Raw records:
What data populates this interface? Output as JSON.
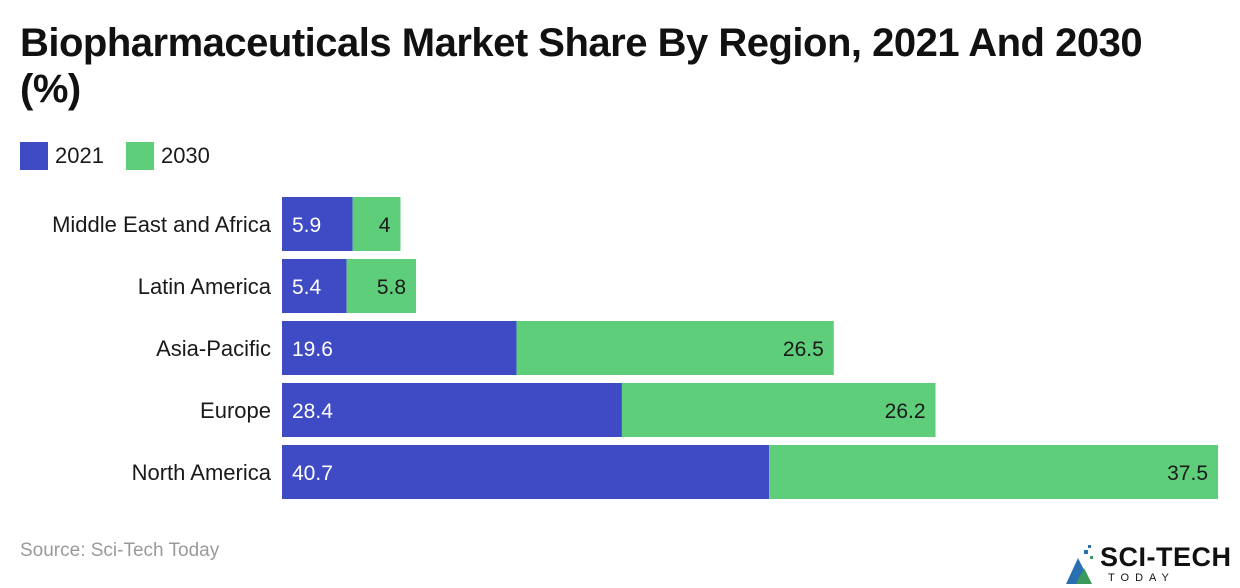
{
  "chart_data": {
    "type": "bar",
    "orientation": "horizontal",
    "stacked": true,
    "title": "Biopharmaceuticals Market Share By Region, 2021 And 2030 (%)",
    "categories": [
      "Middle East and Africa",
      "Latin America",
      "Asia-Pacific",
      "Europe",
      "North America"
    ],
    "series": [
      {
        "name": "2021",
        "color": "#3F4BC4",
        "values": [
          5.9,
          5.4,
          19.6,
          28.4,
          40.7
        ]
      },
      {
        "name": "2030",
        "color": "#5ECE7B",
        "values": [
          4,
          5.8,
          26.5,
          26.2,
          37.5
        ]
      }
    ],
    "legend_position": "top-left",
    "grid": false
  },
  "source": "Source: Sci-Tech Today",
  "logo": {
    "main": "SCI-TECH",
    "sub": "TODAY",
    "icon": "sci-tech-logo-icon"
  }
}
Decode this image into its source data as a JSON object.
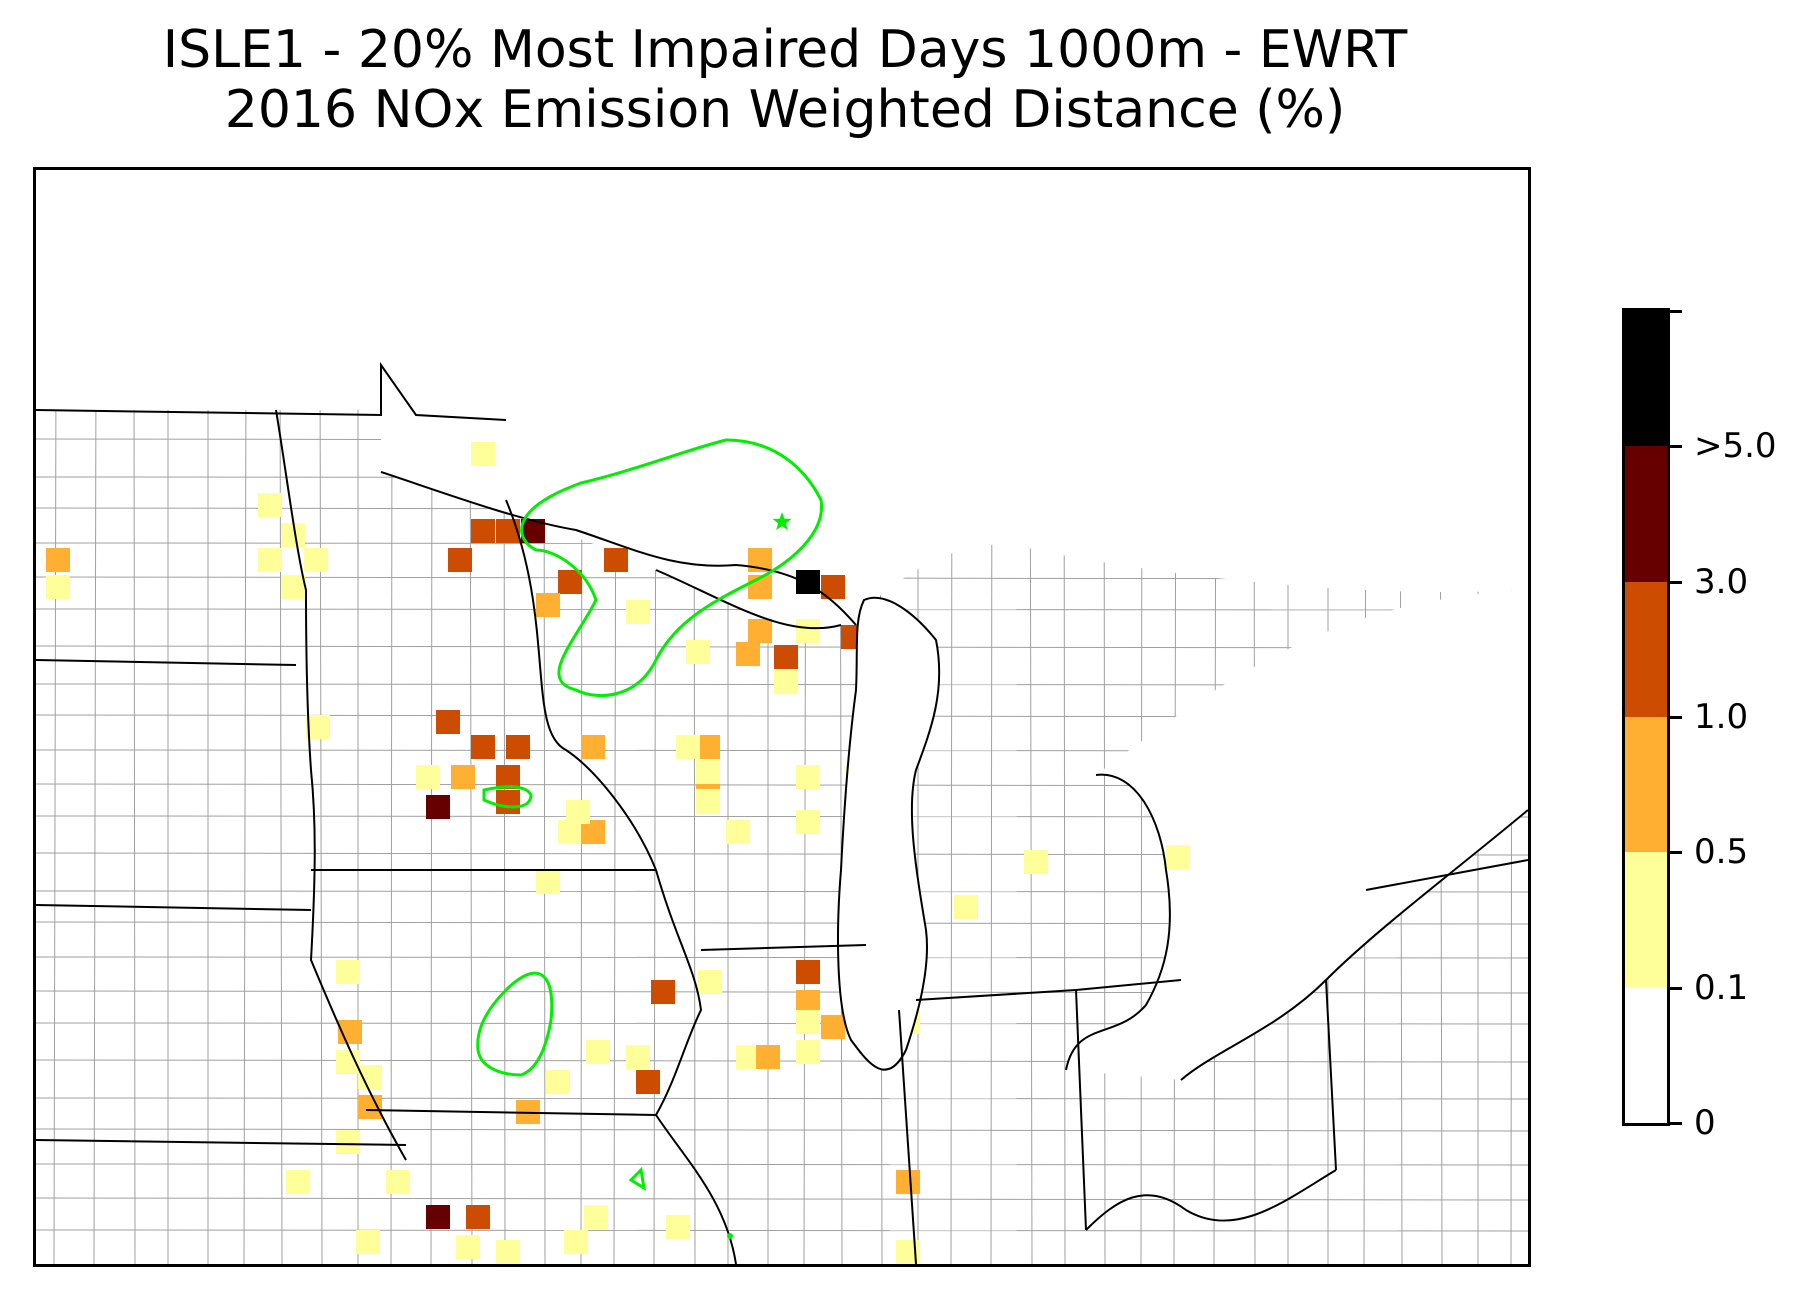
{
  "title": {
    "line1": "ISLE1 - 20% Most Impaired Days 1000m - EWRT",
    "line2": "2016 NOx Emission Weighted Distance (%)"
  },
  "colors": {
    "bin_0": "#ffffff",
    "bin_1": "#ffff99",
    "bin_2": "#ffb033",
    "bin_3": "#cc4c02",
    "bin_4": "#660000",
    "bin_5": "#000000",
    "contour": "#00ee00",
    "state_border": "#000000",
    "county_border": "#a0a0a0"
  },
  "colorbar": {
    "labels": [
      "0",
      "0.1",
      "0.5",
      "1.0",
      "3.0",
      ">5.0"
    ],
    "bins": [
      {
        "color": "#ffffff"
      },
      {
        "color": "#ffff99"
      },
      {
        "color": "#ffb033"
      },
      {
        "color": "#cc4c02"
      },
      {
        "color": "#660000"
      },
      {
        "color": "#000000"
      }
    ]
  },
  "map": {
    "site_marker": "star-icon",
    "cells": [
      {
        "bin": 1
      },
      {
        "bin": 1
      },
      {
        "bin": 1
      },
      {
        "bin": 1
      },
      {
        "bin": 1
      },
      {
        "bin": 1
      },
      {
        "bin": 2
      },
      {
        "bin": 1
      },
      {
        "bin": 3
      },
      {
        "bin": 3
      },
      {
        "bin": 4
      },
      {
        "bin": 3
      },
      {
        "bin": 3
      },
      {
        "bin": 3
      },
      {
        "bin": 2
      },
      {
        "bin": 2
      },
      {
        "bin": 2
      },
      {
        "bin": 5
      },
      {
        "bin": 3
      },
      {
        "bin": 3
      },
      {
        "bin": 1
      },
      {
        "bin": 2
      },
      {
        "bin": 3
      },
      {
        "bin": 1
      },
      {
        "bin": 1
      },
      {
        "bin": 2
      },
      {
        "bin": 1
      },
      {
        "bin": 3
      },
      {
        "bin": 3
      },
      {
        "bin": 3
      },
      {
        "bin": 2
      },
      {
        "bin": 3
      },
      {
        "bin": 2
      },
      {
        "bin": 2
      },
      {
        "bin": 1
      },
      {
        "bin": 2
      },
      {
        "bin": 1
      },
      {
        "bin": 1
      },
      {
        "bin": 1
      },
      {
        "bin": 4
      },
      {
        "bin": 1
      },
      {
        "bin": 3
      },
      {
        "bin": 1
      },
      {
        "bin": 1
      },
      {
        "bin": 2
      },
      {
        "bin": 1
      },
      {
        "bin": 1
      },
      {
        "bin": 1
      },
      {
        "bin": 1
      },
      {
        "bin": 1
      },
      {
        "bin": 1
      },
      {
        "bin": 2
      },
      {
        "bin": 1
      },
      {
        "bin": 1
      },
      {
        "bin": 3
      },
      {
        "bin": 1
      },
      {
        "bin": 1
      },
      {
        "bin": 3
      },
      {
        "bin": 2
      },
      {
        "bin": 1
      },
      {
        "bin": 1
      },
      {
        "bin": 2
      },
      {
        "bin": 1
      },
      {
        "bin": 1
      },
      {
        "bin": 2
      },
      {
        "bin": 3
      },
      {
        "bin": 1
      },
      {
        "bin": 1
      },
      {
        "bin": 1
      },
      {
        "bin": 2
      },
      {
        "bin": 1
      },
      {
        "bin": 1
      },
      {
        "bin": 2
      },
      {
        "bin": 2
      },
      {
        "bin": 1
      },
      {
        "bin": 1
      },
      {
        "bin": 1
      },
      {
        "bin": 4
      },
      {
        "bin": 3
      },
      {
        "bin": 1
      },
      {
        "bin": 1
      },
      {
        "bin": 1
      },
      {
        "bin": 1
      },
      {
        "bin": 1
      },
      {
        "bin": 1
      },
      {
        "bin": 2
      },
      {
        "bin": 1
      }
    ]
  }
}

** STATED TASK **
Copy the records above exactly, omitting every picture.

** PROBLEM SOLUTION **
What data populates this interface? Output as JSON.
{
  "chart_data": {
    "type": "bar",
    "orientation": "horizontal",
    "stacked": true,
    "title": "Biopharmaceuticals Market Share By Region, 2021 And 2030 (%)",
    "categories": [
      "Middle East and Africa",
      "Latin America",
      "Asia-Pacific",
      "Europe",
      "North America"
    ],
    "series": [
      {
        "name": "2021",
        "color": "#3F4BC4",
        "values": [
          5.9,
          5.4,
          19.6,
          28.4,
          40.7
        ]
      },
      {
        "name": "2030",
        "color": "#5ECE7B",
        "values": [
          4,
          5.8,
          26.5,
          26.2,
          37.5
        ]
      }
    ],
    "legend_position": "top-left",
    "grid": false
  },
  "source": "Source: Sci-Tech Today",
  "logo": {
    "main": "SCI-TECH",
    "sub": "TODAY",
    "icon": "sci-tech-logo-icon"
  }
}
Decode this image into its source data as a JSON object.
{
  "title": {
    "line1": "ISLE1 - 20% Most Impaired Days 1000m - EWRT",
    "line2": "2016 NOx Emission Weighted Distance (%)"
  },
  "colors": {
    "bin_0": "#ffffff",
    "bin_1": "#ffff99",
    "bin_2": "#ffb033",
    "bin_3": "#cc4c02",
    "bin_4": "#660000",
    "bin_5": "#000000",
    "contour": "#00ee00",
    "state_border": "#000000",
    "county_border": "#a0a0a0"
  },
  "colorbar": {
    "labels": [
      "0",
      "0.1",
      "0.5",
      "1.0",
      "3.0",
      ">5.0"
    ],
    "bins": [
      {
        "color": "#ffffff"
      },
      {
        "color": "#ffff99"
      },
      {
        "color": "#ffb033"
      },
      {
        "color": "#cc4c02"
      },
      {
        "color": "#660000"
      },
      {
        "color": "#000000"
      }
    ]
  },
  "map": {
    "site_marker": "star-icon",
    "cells": [
      {
        "bin": 1
      },
      {
        "bin": 1
      },
      {
        "bin": 1
      },
      {
        "bin": 1
      },
      {
        "bin": 1
      },
      {
        "bin": 1
      },
      {
        "bin": 2
      },
      {
        "bin": 1
      },
      {
        "bin": 3
      },
      {
        "bin": 3
      },
      {
        "bin": 4
      },
      {
        "bin": 3
      },
      {
        "bin": 3
      },
      {
        "bin": 3
      },
      {
        "bin": 2
      },
      {
        "bin": 2
      },
      {
        "bin": 2
      },
      {
        "bin": 5
      },
      {
        "bin": 3
      },
      {
        "bin": 3
      },
      {
        "bin": 1
      },
      {
        "bin": 2
      },
      {
        "bin": 3
      },
      {
        "bin": 1
      },
      {
        "bin": 1
      },
      {
        "bin": 2
      },
      {
        "bin": 1
      },
      {
        "bin": 3
      },
      {
        "bin": 3
      },
      {
        "bin": 3
      },
      {
        "bin": 2
      },
      {
        "bin": 3
      },
      {
        "bin": 2
      },
      {
        "bin": 2
      },
      {
        "bin": 1
      },
      {
        "bin": 2
      },
      {
        "bin": 1
      },
      {
        "bin": 1
      },
      {
        "bin": 1
      },
      {
        "bin": 4
      },
      {
        "bin": 1
      },
      {
        "bin": 3
      },
      {
        "bin": 1
      },
      {
        "bin": 1
      },
      {
        "bin": 2
      },
      {
        "bin": 1
      },
      {
        "bin": 1
      },
      {
        "bin": 1
      },
      {
        "bin": 1
      },
      {
        "bin": 1
      },
      {
        "bin": 1
      },
      {
        "bin": 2
      },
      {
        "bin": 1
      },
      {
        "bin": 1
      },
      {
        "bin": 3
      },
      {
        "bin": 1
      },
      {
        "bin": 1
      },
      {
        "bin": 3
      },
      {
        "bin": 2
      },
      {
        "bin": 1
      },
      {
        "bin": 1
      },
      {
        "bin": 2
      },
      {
        "bin": 1
      },
      {
        "bin": 1
      },
      {
        "bin": 2
      },
      {
        "bin": 3
      },
      {
        "bin": 1
      },
      {
        "bin": 1
      },
      {
        "bin": 1
      },
      {
        "bin": 2
      },
      {
        "bin": 1
      },
      {
        "bin": 1
      },
      {
        "bin": 2
      },
      {
        "bin": 2
      },
      {
        "bin": 1
      },
      {
        "bin": 1
      },
      {
        "bin": 1
      },
      {
        "bin": 4
      },
      {
        "bin": 3
      },
      {
        "bin": 1
      },
      {
        "bin": 1
      },
      {
        "bin": 1
      },
      {
        "bin": 1
      },
      {
        "bin": 1
      },
      {
        "bin": 1
      },
      {
        "bin": 2
      },
      {
        "bin": 1
      }
    ]
  }
}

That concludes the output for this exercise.